## GOAL
Exactly reproduce the lines that follow.

## EXTRACTED DATA

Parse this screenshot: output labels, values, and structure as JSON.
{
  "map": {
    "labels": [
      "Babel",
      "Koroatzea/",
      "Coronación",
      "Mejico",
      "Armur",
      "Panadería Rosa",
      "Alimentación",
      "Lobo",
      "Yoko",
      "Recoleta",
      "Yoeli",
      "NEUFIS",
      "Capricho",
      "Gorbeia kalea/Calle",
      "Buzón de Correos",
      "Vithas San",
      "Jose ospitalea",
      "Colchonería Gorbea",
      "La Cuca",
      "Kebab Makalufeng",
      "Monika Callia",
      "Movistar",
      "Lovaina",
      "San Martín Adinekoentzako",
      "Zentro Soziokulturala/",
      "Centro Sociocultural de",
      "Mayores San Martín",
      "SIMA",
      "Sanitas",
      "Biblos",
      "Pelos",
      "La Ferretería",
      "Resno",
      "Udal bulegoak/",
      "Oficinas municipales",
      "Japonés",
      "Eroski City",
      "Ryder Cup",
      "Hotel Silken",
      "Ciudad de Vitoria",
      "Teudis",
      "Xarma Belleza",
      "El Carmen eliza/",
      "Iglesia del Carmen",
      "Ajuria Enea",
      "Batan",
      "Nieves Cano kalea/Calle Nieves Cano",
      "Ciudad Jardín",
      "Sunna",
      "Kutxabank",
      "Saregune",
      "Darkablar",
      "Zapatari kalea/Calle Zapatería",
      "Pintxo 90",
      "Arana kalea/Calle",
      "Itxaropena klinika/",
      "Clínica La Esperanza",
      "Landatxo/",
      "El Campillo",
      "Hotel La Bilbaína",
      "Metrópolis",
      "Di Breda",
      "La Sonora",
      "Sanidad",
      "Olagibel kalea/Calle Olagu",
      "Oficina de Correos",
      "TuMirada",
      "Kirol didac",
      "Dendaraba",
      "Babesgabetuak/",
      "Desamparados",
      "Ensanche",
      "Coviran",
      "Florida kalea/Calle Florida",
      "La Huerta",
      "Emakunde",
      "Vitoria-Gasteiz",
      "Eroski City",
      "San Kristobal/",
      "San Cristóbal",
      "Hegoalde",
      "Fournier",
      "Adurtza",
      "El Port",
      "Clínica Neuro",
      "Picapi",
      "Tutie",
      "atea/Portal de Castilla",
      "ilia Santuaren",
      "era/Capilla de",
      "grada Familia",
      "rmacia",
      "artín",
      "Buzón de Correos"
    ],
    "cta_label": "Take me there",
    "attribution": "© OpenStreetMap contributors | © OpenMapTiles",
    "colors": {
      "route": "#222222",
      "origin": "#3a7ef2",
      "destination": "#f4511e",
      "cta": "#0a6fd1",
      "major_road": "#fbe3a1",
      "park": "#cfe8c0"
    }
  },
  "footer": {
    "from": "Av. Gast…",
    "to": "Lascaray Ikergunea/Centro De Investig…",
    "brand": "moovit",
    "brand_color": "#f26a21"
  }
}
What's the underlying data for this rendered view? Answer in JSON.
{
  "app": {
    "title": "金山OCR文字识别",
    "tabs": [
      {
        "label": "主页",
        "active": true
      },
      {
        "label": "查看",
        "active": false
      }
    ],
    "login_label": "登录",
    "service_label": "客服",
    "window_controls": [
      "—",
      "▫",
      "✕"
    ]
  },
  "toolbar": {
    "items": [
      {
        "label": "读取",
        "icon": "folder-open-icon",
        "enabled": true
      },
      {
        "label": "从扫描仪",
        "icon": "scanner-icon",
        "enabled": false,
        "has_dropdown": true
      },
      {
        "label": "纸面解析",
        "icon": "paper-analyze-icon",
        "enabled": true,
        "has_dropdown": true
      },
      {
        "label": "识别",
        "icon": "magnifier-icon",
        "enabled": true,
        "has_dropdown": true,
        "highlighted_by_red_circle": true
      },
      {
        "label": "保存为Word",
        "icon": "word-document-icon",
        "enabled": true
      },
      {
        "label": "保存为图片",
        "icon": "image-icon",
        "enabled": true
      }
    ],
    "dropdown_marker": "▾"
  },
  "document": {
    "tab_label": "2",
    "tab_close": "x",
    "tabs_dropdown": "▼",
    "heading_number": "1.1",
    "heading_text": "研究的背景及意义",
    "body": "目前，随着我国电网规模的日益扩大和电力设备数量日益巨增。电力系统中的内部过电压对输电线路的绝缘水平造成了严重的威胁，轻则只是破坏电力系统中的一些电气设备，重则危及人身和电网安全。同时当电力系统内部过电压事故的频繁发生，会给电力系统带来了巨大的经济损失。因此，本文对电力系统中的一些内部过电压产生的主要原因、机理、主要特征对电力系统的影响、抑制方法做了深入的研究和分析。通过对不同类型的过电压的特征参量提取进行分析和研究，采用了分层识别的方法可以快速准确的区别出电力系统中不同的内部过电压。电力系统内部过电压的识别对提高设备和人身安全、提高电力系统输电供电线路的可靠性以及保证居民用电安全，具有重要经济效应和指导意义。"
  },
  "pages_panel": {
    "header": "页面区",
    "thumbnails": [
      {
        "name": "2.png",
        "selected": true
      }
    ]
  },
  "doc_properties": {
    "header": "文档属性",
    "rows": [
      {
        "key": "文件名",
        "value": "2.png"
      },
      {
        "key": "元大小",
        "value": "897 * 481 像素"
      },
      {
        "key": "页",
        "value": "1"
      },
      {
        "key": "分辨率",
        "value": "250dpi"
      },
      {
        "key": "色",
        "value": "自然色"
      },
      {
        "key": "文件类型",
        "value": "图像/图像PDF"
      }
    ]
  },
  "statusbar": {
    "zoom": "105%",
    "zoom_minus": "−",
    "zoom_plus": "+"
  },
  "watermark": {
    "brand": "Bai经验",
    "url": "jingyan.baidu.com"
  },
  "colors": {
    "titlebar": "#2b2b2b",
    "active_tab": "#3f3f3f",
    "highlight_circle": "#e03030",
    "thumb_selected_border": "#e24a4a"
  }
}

## EXERCISE SOLUTION
Parse this screenshot: output labels, values, and structure as JSON.
{
  "map": {
    "labels": [
      "Babel",
      "Koroatzea/",
      "Coronación",
      "Mejico",
      "Armur",
      "Panadería Rosa",
      "Alimentación",
      "Lobo",
      "Yoko",
      "Recoleta",
      "Yoeli",
      "NEUFIS",
      "Capricho",
      "Gorbeia kalea/Calle",
      "Buzón de Correos",
      "Vithas San",
      "Jose ospitalea",
      "Colchonería Gorbea",
      "La Cuca",
      "Kebab Makalufeng",
      "Monika Callia",
      "Movistar",
      "Lovaina",
      "San Martín Adinekoentzako",
      "Zentro Soziokulturala/",
      "Centro Sociocultural de",
      "Mayores San Martín",
      "SIMA",
      "Sanitas",
      "Biblos",
      "Pelos",
      "La Ferretería",
      "Resno",
      "Udal bulegoak/",
      "Oficinas municipales",
      "Japonés",
      "Eroski City",
      "Ryder Cup",
      "Hotel Silken",
      "Ciudad de Vitoria",
      "Teudis",
      "Xarma Belleza",
      "El Carmen eliza/",
      "Iglesia del Carmen",
      "Ajuria Enea",
      "Batan",
      "Nieves Cano kalea/Calle Nieves Cano",
      "Ciudad Jardín",
      "Sunna",
      "Kutxabank",
      "Saregune",
      "Darkablar",
      "Zapatari kalea/Calle Zapatería",
      "Pintxo 90",
      "Arana kalea/Calle",
      "Itxaropena klinika/",
      "Clínica La Esperanza",
      "Landatxo/",
      "El Campillo",
      "Hotel La Bilbaína",
      "Metrópolis",
      "Di Breda",
      "La Sonora",
      "Sanidad",
      "Olagibel kalea/Calle Olagu",
      "Oficina de Correos",
      "TuMirada",
      "Kirol didac",
      "Dendaraba",
      "Babesgabetuak/",
      "Desamparados",
      "Ensanche",
      "Coviran",
      "Florida kalea/Calle Florida",
      "La Huerta",
      "Emakunde",
      "Vitoria-Gasteiz",
      "Eroski City",
      "San Kristobal/",
      "San Cristóbal",
      "Hegoalde",
      "Fournier",
      "Adurtza",
      "El Port",
      "Clínica Neuro",
      "Picapi",
      "Tutie",
      "atea/Portal de Castilla",
      "ilia Santuaren",
      "era/Capilla de",
      "grada Familia",
      "rmacia",
      "artín",
      "Buzón de Correos"
    ],
    "cta_label": "Take me there",
    "attribution": "© OpenStreetMap contributors | © OpenMapTiles",
    "colors": {
      "route": "#222222",
      "origin": "#3a7ef2",
      "destination": "#f4511e",
      "cta": "#0a6fd1",
      "major_road": "#fbe3a1",
      "park": "#cfe8c0"
    }
  },
  "footer": {
    "from": "Av. Gast…",
    "to": "Lascaray Ikergunea/Centro De Investig…",
    "brand": "moovit",
    "brand_color": "#f26a21"
  }
}
What's the underlying data for this rendered view? Answer in JSON.
{
  "app": {
    "title": "金山OCR文字识别",
    "tabs": [
      {
        "label": "主页",
        "active": true
      },
      {
        "label": "查看",
        "active": false
      }
    ],
    "login_label": "登录",
    "service_label": "客服",
    "window_controls": [
      "—",
      "▫",
      "✕"
    ]
  },
  "toolbar": {
    "items": [
      {
        "label": "读取",
        "icon": "folder-open-icon",
        "enabled": true
      },
      {
        "label": "从扫描仪",
        "icon": "scanner-icon",
        "enabled": false,
        "has_dropdown": true
      },
      {
        "label": "纸面解析",
        "icon": "paper-analyze-icon",
        "enabled": true,
        "has_dropdown": true
      },
      {
        "label": "识别",
        "icon": "magnifier-icon",
        "enabled": true,
        "has_dropdown": true,
        "highlighted_by_red_circle": true
      },
      {
        "label": "保存为Word",
        "icon": "word-document-icon",
        "enabled": true
      },
      {
        "label": "保存为图片",
        "icon": "image-icon",
        "enabled": true
      }
    ],
    "dropdown_marker": "▾"
  },
  "document": {
    "tab_label": "2",
    "tab_close": "x",
    "tabs_dropdown": "▼",
    "heading_number": "1.1",
    "heading_text": "研究的背景及意义",
    "body": "目前，随着我国电网规模的日益扩大和电力设备数量日益巨增。电力系统中的内部过电压对输电线路的绝缘水平造成了严重的威胁，轻则只是破坏电力系统中的一些电气设备，重则危及人身和电网安全。同时当电力系统内部过电压事故的频繁发生，会给电力系统带来了巨大的经济损失。因此，本文对电力系统中的一些内部过电压产生的主要原因、机理、主要特征对电力系统的影响、抑制方法做了深入的研究和分析。通过对不同类型的过电压的特征参量提取进行分析和研究，采用了分层识别的方法可以快速准确的区别出电力系统中不同的内部过电压。电力系统内部过电压的识别对提高设备和人身安全、提高电力系统输电供电线路的可靠性以及保证居民用电安全，具有重要经济效应和指导意义。"
  },
  "pages_panel": {
    "header": "页面区",
    "thumbnails": [
      {
        "name": "2.png",
        "selected": true
      }
    ]
  },
  "doc_properties": {
    "header": "文档属性",
    "rows": [
      {
        "key": "文件名",
        "value": "2.png"
      },
      {
        "key": "元大小",
        "value": "897 * 481 像素"
      },
      {
        "key": "页",
        "value": "1"
      },
      {
        "key": "分辨率",
        "value": "250dpi"
      },
      {
        "key": "色",
        "value": "自然色"
      },
      {
        "key": "文件类型",
        "value": "图像/图像PDF"
      }
    ]
  },
  "statusbar": {
    "zoom": "105%",
    "zoom_minus": "−",
    "zoom_plus": "+"
  },
  "watermark": {
    "brand": "Bai经验",
    "url": "jingyan.baidu.com"
  },
  "colors": {
    "titlebar": "#2b2b2b",
    "active_tab": "#3f3f3f",
    "highlight_circle": "#e03030",
    "thumb_selected_border": "#e24a4a"
  }
}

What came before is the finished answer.